If You're An Authoritarian Peckerhead Who Keeps An Enemies List.....
......Then put me on it
Editor’s Note: Have a question about whether Matt, if tapped to serve in Trump’s cabinet, will say “yes”? He won’t. His conscience, such as it is, forbids it. Unless he was put in charge of fisheries as Secretary of the Interior, so he could privatize all streams for his exclusive use to catch-and-release trout until his arms grow sore, with no outside interference from killjoys or over-pressure from PowerBaiters, who should not be allowed to fish, period. (PowerBait is a crime against nature/good taste.) But alas, the president-elect has already awarded that post to North Dakota Governor/apple-polisher Doug Burgum, likely so that he can turn our national parks into fracking sites and/or luxury condo developments. If you have any other questions about Matt’s dashed hopes and dreams, send them to askmattlabash@gmail.com.
Dear Matt,
I fear you are now on Trump’s enemies list. How far down this list do you think you are? Behind Drudge and ahead of Jim Swift? I need to know, to decide if I should renew my subscription.
Tom G.

==============================

EXERCISE REQUIREMENTS – Pick up the advice column on Trump's enemies list above where it stops, and write the reply to Tom G.'s letter.

MATERIAL SHOWN –
==============================

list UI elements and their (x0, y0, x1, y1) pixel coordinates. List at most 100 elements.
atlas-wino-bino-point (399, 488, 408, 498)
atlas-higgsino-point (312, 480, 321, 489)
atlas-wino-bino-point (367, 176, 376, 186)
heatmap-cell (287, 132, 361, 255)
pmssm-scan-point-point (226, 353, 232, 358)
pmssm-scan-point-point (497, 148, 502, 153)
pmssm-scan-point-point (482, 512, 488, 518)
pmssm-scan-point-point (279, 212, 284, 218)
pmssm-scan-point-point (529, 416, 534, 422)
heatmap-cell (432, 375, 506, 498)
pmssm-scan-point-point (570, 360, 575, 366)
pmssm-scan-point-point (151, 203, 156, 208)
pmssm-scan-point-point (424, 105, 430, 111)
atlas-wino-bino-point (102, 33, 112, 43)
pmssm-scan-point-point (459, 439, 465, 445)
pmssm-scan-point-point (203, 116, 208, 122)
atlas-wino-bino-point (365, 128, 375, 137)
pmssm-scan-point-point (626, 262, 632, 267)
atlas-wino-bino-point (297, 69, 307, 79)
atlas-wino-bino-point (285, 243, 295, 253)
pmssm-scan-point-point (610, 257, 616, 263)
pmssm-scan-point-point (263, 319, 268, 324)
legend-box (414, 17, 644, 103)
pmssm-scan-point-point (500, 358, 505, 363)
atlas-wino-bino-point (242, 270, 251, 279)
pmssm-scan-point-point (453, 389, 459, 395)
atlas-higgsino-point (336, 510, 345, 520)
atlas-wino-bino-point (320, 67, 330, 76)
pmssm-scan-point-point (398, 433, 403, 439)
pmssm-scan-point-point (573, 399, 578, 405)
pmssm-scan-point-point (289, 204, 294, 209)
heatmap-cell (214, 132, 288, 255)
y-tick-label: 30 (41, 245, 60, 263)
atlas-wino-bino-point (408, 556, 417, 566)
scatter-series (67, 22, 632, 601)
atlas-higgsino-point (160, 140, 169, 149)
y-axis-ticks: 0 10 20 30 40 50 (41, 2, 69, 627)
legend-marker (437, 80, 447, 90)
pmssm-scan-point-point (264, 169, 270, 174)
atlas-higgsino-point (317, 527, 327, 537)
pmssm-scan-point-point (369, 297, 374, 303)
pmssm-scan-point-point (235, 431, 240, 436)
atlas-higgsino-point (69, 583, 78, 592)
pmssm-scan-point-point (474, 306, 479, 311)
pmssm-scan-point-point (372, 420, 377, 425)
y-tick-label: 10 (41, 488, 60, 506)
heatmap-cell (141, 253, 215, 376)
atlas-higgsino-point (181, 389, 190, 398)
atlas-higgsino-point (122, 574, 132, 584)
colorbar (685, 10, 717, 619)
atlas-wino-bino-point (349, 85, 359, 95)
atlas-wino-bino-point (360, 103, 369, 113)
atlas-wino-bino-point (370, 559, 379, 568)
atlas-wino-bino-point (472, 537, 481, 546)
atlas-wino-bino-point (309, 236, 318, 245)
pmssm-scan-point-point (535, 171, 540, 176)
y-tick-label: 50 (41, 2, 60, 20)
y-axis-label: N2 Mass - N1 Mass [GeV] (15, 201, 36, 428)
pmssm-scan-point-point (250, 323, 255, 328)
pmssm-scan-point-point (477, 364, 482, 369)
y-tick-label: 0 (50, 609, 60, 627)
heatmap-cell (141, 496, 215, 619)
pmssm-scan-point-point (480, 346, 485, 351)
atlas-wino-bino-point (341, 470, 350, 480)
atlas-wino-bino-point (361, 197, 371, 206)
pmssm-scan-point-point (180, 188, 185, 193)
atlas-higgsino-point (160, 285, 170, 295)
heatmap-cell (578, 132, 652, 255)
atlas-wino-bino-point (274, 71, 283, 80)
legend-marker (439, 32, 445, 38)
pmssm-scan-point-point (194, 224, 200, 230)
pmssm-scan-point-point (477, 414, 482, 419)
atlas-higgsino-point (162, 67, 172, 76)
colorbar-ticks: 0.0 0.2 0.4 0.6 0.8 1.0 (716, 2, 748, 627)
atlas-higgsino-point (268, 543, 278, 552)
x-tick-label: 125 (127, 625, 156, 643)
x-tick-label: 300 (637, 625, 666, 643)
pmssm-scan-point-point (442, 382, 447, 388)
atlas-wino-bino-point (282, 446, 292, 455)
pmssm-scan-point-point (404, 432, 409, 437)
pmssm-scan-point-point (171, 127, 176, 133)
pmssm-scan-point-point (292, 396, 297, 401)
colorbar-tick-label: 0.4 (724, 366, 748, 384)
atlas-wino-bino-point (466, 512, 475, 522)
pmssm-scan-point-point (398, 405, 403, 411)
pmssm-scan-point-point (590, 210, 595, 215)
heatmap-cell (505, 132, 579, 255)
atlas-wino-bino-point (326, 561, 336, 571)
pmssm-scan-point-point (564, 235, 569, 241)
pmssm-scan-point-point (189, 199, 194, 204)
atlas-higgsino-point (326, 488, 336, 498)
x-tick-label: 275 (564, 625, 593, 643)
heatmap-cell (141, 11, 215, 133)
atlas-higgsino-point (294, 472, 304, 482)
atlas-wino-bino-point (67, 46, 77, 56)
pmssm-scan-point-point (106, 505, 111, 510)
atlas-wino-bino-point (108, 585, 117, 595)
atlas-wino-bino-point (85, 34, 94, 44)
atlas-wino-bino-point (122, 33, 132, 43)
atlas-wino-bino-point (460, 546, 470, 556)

==============================

THE ANSWER –
Of course you should renew your subscription, as an act of philanthropy, if for no other reason. (Good lawyers don’t pay for themselves.) And besides, even if I get sent to journo internment camp, I expect they’ll have serviceable WiFi (they’re not total savages, and Trumpsters are a very online people). So I’ll be filing one whale of a prison diary: Food reviews on how they make us eat overcooked beef pucks slathered in ketchup, in the Mar-a-Lago culinary tradition. Gruesome descriptions of how they wear us down with psychological torture. (Making us watch future Defense Secretary/serial philanderer Pete Hegseth’s deepest thoughts from Fox & Friends Weekend on a continuous loop.) Instructionals on how to fashion a prison shiv from a toothbrush, in case I need to stick Trump’s co-president, Elon, when he inevitably falls out of favor for being too much of a narcissist (there’s only room for one at the top), then gets assigned as my cellie, coming at me with lust’s impure light in his eye after having not impregnated anyone in at least three months. (In fairness to Elon, I will be fairly desirable/shredded from consistent workouts with my prison-yard trainer, Mad Dog Mattis.)
If I sound unserious, it’s only fitting when writing about the unserious people now poised to staff the Trump administration (unless Republican Senators stand up to Trump — though you have a better chance of winning Powerball than that happening): from the anti-vaxxer brain-worm guy who thinks the Jews might’ve been in on COVID, to the Putin-puppet who is now trading in her religious cult for a secular one, to the hydrocephalic-looking human skid-mark who has been accused of everything from having sex’n’drug orgies to conducting “voter outreach” with a 17-year-old girl (he denies it, a purported eyewitness’s attorney doesn’t) – a man who has pulled off the once-impossible feat of being too scummy even for the House of Representatives, but not too scummy to helm Trump’s Revenge Machine as Attorney General.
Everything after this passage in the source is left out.